:: DATA SHOWN ::
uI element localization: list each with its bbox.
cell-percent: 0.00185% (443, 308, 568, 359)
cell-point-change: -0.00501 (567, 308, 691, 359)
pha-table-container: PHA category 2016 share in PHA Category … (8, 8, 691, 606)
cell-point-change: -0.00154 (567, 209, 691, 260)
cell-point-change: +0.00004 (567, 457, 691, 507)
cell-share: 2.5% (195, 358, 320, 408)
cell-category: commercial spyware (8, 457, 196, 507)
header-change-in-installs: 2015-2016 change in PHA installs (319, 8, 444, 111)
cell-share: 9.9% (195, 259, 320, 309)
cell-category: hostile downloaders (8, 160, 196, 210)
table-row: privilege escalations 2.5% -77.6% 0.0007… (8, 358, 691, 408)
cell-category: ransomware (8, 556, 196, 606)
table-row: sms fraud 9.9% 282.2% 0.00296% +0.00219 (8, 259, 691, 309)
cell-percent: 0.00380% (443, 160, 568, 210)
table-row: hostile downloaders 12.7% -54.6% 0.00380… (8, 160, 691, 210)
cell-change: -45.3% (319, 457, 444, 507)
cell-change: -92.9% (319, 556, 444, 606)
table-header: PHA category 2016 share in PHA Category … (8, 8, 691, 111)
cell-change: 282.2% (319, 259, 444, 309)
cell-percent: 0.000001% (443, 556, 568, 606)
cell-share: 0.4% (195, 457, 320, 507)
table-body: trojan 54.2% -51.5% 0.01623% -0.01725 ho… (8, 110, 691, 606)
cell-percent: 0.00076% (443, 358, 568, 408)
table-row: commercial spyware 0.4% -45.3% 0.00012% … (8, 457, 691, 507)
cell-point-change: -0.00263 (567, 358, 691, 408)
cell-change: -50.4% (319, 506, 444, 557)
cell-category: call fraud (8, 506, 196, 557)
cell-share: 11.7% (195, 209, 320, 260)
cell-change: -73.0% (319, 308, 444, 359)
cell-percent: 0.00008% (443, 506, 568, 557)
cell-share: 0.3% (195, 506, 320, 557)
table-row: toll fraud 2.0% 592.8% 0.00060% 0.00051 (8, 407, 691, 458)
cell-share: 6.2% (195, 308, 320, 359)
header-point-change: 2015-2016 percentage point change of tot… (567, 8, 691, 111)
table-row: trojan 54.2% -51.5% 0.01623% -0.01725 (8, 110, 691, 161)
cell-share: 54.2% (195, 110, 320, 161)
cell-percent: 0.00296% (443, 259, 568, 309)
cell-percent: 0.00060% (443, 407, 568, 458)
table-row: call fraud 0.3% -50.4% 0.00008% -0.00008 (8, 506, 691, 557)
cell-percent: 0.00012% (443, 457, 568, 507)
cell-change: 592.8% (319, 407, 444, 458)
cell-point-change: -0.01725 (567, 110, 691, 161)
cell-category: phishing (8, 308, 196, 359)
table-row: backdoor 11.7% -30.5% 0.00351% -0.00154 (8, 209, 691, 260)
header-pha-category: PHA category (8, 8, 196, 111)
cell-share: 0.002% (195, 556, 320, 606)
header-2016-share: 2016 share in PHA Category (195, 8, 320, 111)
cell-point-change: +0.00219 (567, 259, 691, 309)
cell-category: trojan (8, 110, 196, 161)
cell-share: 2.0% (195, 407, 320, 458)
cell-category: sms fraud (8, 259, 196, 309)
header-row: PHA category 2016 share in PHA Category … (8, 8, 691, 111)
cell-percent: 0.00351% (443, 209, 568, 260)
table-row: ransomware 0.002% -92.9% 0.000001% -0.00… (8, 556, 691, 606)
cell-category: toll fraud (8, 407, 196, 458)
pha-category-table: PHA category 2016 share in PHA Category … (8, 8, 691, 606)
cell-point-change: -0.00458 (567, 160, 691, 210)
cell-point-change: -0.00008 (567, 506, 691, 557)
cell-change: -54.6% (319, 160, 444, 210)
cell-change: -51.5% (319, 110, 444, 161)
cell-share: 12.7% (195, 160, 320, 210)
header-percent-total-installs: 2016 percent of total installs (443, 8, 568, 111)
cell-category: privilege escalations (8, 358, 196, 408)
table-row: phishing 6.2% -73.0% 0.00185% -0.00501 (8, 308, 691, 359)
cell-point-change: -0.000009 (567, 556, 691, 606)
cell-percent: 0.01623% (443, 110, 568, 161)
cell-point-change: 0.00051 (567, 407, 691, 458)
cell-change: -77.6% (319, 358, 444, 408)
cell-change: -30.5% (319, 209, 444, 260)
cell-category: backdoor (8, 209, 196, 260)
:::
Rename "cell-point-change" to "cell-pp-change" in the rows starting at the first one and ending at the line that contains "header-change-in-installs: 2015-2016 change". Reproduce only those lines, with nothing else altered.

uI element localization: list each with its bbox.
cell-percent: 0.00185% (443, 308, 568, 359)
cell-pp-change: -0.00501 (567, 308, 691, 359)
pha-table-container: PHA category 2016 share in PHA Category … (8, 8, 691, 606)
cell-pp-change: -0.00154 (567, 209, 691, 260)
cell-pp-change: +0.00004 (567, 457, 691, 507)
cell-share: 2.5% (195, 358, 320, 408)
cell-category: commercial spyware (8, 457, 196, 507)
header-change-in-installs: 2015-2016 change in PHA installs (319, 8, 444, 111)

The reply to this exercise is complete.